*** SOURCE MATERIAL ***

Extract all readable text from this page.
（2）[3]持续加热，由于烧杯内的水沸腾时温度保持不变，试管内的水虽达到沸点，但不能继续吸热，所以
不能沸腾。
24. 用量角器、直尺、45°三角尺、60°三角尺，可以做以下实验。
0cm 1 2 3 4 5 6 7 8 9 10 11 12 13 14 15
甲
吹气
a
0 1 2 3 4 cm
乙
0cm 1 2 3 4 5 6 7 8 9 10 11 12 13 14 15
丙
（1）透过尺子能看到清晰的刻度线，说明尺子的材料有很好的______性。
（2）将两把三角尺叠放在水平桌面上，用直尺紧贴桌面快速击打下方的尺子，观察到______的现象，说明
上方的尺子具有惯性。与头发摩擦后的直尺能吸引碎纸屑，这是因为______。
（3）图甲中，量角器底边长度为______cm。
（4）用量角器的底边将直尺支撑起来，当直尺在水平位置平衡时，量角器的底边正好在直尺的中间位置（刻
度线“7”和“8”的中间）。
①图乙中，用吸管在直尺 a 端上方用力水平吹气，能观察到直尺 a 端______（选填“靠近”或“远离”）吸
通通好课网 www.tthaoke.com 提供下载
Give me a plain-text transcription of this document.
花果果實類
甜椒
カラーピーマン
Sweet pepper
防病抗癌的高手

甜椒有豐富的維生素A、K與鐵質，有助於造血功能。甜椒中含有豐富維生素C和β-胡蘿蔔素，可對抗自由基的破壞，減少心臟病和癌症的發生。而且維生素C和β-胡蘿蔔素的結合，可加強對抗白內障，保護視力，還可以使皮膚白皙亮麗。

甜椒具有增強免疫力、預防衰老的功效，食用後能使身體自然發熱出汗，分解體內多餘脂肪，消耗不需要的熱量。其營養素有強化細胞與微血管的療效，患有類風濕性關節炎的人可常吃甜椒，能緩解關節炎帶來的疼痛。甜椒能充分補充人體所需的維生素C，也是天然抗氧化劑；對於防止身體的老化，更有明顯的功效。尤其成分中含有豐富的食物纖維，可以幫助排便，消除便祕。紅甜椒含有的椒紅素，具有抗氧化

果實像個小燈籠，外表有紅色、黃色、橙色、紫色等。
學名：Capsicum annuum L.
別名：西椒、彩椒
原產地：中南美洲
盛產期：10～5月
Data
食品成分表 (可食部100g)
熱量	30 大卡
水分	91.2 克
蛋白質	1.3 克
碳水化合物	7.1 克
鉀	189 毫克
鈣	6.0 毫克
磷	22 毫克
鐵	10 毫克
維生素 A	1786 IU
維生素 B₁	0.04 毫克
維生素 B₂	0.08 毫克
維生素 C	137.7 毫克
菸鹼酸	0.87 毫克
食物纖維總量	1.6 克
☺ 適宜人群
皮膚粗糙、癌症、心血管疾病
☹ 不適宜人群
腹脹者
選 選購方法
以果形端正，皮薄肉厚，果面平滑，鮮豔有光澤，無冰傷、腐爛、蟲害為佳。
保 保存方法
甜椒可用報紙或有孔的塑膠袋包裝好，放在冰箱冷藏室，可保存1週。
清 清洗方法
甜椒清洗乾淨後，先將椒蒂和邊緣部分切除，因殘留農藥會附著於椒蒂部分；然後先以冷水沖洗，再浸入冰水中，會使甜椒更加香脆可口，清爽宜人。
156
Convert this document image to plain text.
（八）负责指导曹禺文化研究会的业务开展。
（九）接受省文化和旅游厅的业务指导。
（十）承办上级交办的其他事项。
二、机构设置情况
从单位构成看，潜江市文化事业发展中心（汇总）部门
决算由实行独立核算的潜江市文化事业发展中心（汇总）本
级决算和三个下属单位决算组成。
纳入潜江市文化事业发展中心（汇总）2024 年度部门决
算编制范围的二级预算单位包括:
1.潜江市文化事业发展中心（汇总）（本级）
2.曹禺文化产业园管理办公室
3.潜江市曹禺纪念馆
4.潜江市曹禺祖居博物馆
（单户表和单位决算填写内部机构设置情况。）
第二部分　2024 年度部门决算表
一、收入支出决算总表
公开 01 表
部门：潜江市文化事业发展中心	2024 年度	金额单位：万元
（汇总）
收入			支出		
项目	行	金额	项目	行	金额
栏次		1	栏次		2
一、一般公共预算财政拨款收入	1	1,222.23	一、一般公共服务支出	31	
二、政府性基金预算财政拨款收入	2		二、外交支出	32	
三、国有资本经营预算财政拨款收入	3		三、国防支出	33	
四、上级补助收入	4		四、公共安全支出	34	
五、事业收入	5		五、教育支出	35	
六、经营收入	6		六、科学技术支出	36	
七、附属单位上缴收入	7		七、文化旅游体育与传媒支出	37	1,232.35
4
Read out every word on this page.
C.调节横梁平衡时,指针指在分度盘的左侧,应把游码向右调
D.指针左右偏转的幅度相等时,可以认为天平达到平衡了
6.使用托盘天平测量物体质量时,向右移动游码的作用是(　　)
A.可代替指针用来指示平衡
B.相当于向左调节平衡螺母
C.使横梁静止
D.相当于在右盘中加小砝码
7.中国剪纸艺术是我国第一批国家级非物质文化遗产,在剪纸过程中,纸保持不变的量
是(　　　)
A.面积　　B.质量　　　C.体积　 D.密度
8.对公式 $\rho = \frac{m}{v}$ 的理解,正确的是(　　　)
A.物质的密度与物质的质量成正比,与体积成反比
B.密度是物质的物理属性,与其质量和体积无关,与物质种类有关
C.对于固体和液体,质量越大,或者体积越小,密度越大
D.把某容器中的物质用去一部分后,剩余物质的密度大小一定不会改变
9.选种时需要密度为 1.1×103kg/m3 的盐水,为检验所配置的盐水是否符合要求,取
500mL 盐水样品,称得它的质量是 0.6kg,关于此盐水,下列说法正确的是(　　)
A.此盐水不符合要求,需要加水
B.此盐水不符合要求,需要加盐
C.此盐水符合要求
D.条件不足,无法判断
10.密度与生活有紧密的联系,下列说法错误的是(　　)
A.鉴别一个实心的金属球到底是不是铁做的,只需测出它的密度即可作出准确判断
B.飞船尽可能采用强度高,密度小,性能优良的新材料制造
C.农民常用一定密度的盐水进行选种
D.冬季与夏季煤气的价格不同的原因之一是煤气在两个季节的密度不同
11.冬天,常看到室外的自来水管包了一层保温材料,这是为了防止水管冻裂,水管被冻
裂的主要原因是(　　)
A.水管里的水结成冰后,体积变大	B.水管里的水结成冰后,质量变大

***

▶ THE PROBLEM: Write out the full set of records exactly as given.

▶ EXERCISE RESPONSE:
Extract all readable text from this page.
（2）[3]持续加热，由于烧杯内的水沸腾时温度保持不变，试管内的水虽达到沸点，但不能继续吸热，所以
不能沸腾。
24. 用量角器、直尺、45°三角尺、60°三角尺，可以做以下实验。
0cm 1 2 3 4 5 6 7 8 9 10 11 12 13 14 15
甲
吹气
a
0 1 2 3 4 cm
乙
0cm 1 2 3 4 5 6 7 8 9 10 11 12 13 14 15
丙
（1）透过尺子能看到清晰的刻度线，说明尺子的材料有很好的______性。
（2）将两把三角尺叠放在水平桌面上，用直尺紧贴桌面快速击打下方的尺子，观察到______的现象，说明
上方的尺子具有惯性。与头发摩擦后的直尺能吸引碎纸屑，这是因为______。
（3）图甲中，量角器底边长度为______cm。
（4）用量角器的底边将直尺支撑起来，当直尺在水平位置平衡时，量角器的底边正好在直尺的中间位置（刻
度线“7”和“8”的中间）。
①图乙中，用吸管在直尺 a 端上方用力水平吹气，能观察到直尺 a 端______（选填“靠近”或“远离”）吸
通通好课网 www.tthaoke.com 提供下载
Give me a plain-text transcription of this document.
花果果實類
甜椒
カラーピーマン
Sweet pepper
防病抗癌的高手

甜椒有豐富的維生素A、K與鐵質，有助於造血功能。甜椒中含有豐富維生素C和β-胡蘿蔔素，可對抗自由基的破壞，減少心臟病和癌症的發生。而且維生素C和β-胡蘿蔔素的結合，可加強對抗白內障，保護視力，還可以使皮膚白皙亮麗。

甜椒具有增強免疫力、預防衰老的功效，食用後能使身體自然發熱出汗，分解體內多餘脂肪，消耗不需要的熱量。其營養素有強化細胞與微血管的療效，患有類風濕性關節炎的人可常吃甜椒，能緩解關節炎帶來的疼痛。甜椒能充分補充人體所需的維生素C，也是天然抗氧化劑；對於防止身體的老化，更有明顯的功效。尤其成分中含有豐富的食物纖維，可以幫助排便，消除便祕。紅甜椒含有的椒紅素，具有抗氧化

果實像個小燈籠，外表有紅色、黃色、橙色、紫色等。
學名：Capsicum annuum L.
別名：西椒、彩椒
原產地：中南美洲
盛產期：10～5月
Data
食品成分表 (可食部100g)
熱量	30 大卡
水分	91.2 克
蛋白質	1.3 克
碳水化合物	7.1 克
鉀	189 毫克
鈣	6.0 毫克
磷	22 毫克
鐵	10 毫克
維生素 A	1786 IU
維生素 B₁	0.04 毫克
維生素 B₂	0.08 毫克
維生素 C	137.7 毫克
菸鹼酸	0.87 毫克
食物纖維總量	1.6 克
☺ 適宜人群
皮膚粗糙、癌症、心血管疾病
☹ 不適宜人群
腹脹者
選 選購方法
以果形端正，皮薄肉厚，果面平滑，鮮豔有光澤，無冰傷、腐爛、蟲害為佳。
保 保存方法
甜椒可用報紙或有孔的塑膠袋包裝好，放在冰箱冷藏室，可保存1週。
清 清洗方法
甜椒清洗乾淨後，先將椒蒂和邊緣部分切除，因殘留農藥會附著於椒蒂部分；然後先以冷水沖洗，再浸入冰水中，會使甜椒更加香脆可口，清爽宜人。
156
Convert this document image to plain text.
（八）负责指导曹禺文化研究会的业务开展。
（九）接受省文化和旅游厅的业务指导。
（十）承办上级交办的其他事项。
二、机构设置情况
从单位构成看，潜江市文化事业发展中心（汇总）部门
决算由实行独立核算的潜江市文化事业发展中心（汇总）本
级决算和三个下属单位决算组成。
纳入潜江市文化事业发展中心（汇总）2024 年度部门决
算编制范围的二级预算单位包括:
1.潜江市文化事业发展中心（汇总）（本级）
2.曹禺文化产业园管理办公室
3.潜江市曹禺纪念馆
4.潜江市曹禺祖居博物馆
（单户表和单位决算填写内部机构设置情况。）
第二部分　2024 年度部门决算表
一、收入支出决算总表
公开 01 表
部门：潜江市文化事业发展中心	2024 年度	金额单位：万元
（汇总）
收入			支出		
项目	行	金额	项目	行	金额
栏次		1	栏次		2
一、一般公共预算财政拨款收入	1	1,222.23	一、一般公共服务支出	31	
二、政府性基金预算财政拨款收入	2		二、外交支出	32	
三、国有资本经营预算财政拨款收入	3		三、国防支出	33	
四、上级补助收入	4		四、公共安全支出	34	
五、事业收入	5		五、教育支出	35	
六、经营收入	6		六、科学技术支出	36	
七、附属单位上缴收入	7		七、文化旅游体育与传媒支出	37	1,232.35
4
Read out every word on this page.
C.调节横梁平衡时,指针指在分度盘的左侧,应把游码向右调
D.指针左右偏转的幅度相等时,可以认为天平达到平衡了
6.使用托盘天平测量物体质量时,向右移动游码的作用是(　　)
A.可代替指针用来指示平衡
B.相当于向左调节平衡螺母
C.使横梁静止
D.相当于在右盘中加小砝码
7.中国剪纸艺术是我国第一批国家级非物质文化遗产,在剪纸过程中,纸保持不变的量
是(　　　)
A.面积　　B.质量　　　C.体积　 D.密度
8.对公式 $\rho = \frac{m}{v}$ 的理解,正确的是(　　　)
A.物质的密度与物质的质量成正比,与体积成反比
B.密度是物质的物理属性,与其质量和体积无关,与物质种类有关
C.对于固体和液体,质量越大,或者体积越小,密度越大
D.把某容器中的物质用去一部分后,剩余物质的密度大小一定不会改变
9.选种时需要密度为 1.1×103kg/m3 的盐水,为检验所配置的盐水是否符合要求,取
500mL 盐水样品,称得它的质量是 0.6kg,关于此盐水,下列说法正确的是(　　)
A.此盐水不符合要求,需要加水
B.此盐水不符合要求,需要加盐
C.此盐水符合要求
D.条件不足,无法判断
10.密度与生活有紧密的联系,下列说法错误的是(　　)
A.鉴别一个实心的金属球到底是不是铁做的,只需测出它的密度即可作出准确判断
B.飞船尽可能采用强度高,密度小,性能优良的新材料制造
C.农民常用一定密度的盐水进行选种
D.冬季与夏季煤气的价格不同的原因之一是煤气在两个季节的密度不同
11.冬天,常看到室外的自来水管包了一层保温材料,这是为了防止水管冻裂,水管被冻
裂的主要原因是(　　)
A.水管里的水结成冰后,体积变大	B.水管里的水结成冰后,质量变大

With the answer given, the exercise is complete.